READING PASSAGE
[START]

# 9.3 WiFi errors..



## Smil3y (Jul 15, 2019)

Hello, yesterday I got an extra PC and I automatically wanted to make a server out of it.

I got an iso file on my USB drive using an app and then installed it on the pc.

During the installation, when I was doing the networking step, I got a DHCP: Lease acquisition failed error. Then I pressed that I don't want to configure it(No), and went on with my day. Then I wanted to install some packages, however, I got errors whenever I tried to install them.

Error: "Error fetching ...../pkg.tgz: No address record"

My problem is, how would I be able to configure WiFi on that machine?

My wifi adapter is tplink: https://www.tp-link.com/us/home-networking/pci-adapter/tl-wn881nd/

My ifconfig is attached.


----------



## SirDice (Jul 16, 2019)

9.3? As in FreeBSD 9.3? That's been End-of-Life since December 2016. Use a _supported_ version.

Topics about unsupported FreeBSD versions








						Unsupported FreeBSD Releases
					

FreeBSD is an operating system used to power modern servers, desktops, and embedded platforms.




					www.freebsd.org


----------



## SirDice (Jul 16, 2019)

As far as I know new users get multiple messages regarding the rules. Unfortunately they're like an EULA, nobody reads them


----------



## SirDice (Jul 16, 2019)

getopt said:


> So my pledge is removing such posts completely for the sake of all others not having to read or find such junk.
> 
> Also if the very first posting is a breach of forum rules the account should be closed. Rules without sanctions are not effective at all. Please also discuss a stricter application of the ban policy.


Removing those accounts and/or posts would also remove our opportunity to educate those people. It's a bit of a double-edged sword.

[END]

SET OF TASKS
- 1) Reproduce the FreeBSD 9.3 WiFi thread word for word from "Hello, yesterday I" to "ifconfig is attached.".
- 2) Write a continuation of the FreeBSD 9.3 WiFi forum thread, picking up after its last post.
The items that come after the forum thread have no connection to it.

MATERIAL SHOWN
[START]

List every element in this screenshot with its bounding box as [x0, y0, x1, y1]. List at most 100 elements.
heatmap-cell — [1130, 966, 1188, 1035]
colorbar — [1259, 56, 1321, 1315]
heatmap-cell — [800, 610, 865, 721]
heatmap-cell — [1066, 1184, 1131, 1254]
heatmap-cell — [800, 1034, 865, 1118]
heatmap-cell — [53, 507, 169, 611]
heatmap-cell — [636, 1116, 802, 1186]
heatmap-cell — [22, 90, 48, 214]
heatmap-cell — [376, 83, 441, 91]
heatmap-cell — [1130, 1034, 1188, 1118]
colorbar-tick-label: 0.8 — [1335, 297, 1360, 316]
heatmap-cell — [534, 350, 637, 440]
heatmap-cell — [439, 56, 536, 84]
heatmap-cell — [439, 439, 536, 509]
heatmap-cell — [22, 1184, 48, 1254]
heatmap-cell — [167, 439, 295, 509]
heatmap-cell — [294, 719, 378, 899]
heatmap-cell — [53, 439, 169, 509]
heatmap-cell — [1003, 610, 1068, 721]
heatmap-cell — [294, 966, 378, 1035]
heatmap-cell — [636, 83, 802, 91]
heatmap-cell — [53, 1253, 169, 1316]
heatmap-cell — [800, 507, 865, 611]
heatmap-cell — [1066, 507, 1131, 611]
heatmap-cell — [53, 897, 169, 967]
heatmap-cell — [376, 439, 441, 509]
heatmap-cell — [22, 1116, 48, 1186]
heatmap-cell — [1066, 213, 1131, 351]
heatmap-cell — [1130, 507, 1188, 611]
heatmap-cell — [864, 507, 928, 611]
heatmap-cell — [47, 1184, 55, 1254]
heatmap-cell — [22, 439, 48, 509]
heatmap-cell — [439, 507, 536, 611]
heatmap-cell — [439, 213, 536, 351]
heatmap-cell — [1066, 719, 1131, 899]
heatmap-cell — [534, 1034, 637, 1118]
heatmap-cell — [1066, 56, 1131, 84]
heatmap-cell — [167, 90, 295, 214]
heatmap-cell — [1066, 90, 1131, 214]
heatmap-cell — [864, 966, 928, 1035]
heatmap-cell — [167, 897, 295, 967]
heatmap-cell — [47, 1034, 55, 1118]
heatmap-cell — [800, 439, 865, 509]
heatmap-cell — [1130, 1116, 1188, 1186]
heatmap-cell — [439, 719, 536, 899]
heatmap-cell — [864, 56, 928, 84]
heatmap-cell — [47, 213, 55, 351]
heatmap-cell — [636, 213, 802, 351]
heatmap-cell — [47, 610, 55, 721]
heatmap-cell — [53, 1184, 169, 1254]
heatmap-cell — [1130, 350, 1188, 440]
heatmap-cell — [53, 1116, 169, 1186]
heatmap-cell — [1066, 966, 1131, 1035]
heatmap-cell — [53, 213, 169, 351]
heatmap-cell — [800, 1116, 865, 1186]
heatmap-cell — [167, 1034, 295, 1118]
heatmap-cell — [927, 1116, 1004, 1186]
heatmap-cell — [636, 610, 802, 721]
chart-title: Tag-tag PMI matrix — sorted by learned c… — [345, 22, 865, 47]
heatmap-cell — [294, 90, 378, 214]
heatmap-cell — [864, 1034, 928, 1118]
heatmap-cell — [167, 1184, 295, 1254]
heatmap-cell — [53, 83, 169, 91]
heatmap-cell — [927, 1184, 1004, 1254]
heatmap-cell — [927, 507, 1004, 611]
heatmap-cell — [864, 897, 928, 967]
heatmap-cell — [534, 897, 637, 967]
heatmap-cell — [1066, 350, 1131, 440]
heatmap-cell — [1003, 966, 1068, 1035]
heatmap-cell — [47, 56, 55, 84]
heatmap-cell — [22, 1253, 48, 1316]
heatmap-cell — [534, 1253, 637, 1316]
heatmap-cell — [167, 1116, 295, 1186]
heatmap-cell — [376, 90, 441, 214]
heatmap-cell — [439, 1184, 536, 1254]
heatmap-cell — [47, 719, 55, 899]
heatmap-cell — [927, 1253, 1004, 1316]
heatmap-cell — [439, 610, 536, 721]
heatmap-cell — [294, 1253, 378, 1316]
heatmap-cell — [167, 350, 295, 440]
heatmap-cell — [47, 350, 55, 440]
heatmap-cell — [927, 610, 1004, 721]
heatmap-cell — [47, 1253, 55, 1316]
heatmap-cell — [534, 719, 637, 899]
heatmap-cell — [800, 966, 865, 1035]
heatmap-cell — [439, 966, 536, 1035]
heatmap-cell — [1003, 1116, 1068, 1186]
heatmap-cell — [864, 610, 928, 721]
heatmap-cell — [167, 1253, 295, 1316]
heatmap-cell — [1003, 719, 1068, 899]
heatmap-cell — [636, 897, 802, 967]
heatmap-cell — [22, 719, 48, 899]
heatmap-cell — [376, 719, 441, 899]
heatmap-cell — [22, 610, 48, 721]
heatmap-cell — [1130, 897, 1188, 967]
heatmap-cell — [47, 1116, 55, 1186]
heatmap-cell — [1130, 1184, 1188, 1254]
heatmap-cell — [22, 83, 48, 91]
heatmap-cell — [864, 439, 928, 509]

[END]

TASK RESULTS
- 1)
Hello, yesterday I got an extra PC and I automatically wanted to make a server out of it.

I got an iso file on my USB drive using an app and then installed it on the pc.

During the installation, when I was doing the networking step, I got a DHCP: Lease acquisition failed error. Then I pressed that I don't want to configure it(No), and went on with my day. Then I wanted to install some packages, however, I got errors whenever I tried to install them.

Error: "Error fetching ...../pkg.tgz: No address record"

My problem is, how would I be able to configure WiFi on that machine?

My wifi adapter is tplink: https://www.tp-link.com/us/home-networking/pci-adapter/tl-wn881nd/

My ifconfig is attached.

- 2)
----------



## tommiie (Jul 16, 2019)

We should welcome new adventurers and make them feel at home in the FreeBSD community. We should educate and guide them instead of banning them for not reading the rules. Not reading the rules in sadly very common in the IT world (who reads those EULA's anyway? Only lawyers, I imagine).


----------



## tommiie (Jul 16, 2019)

Also, it's only assumed the OP means FreeBSD verison 9.3. Perhaps he means something different.

I agree that everyone should respect the rules, but as he is new to the forum, a friendly reminder along the lines of "hey, you just read all our rules, but it seems you briefly forgot about this one" is better than just kicking and banning him for "breaking" the rules. "Breaking the rules", at least in my book, means purposefully not following the rules.

Guide and educate, and when it's obvious this wont help, you can always revert to kicking and banning.


----------



## Smil3y (Jul 16, 2019)

Holy f**, I feel like I just broke the f... biggest "law" of the world lmfao. Just tried to ask one question, not get attacked by a bunch "angels of law". Might as well just remove the topic, I got it solved after 5hours of working on it.


----------



## Crivens (Jul 16, 2019)

O::: D::: !!!!
Yes, speaker of the house voice.

Everybody calm down.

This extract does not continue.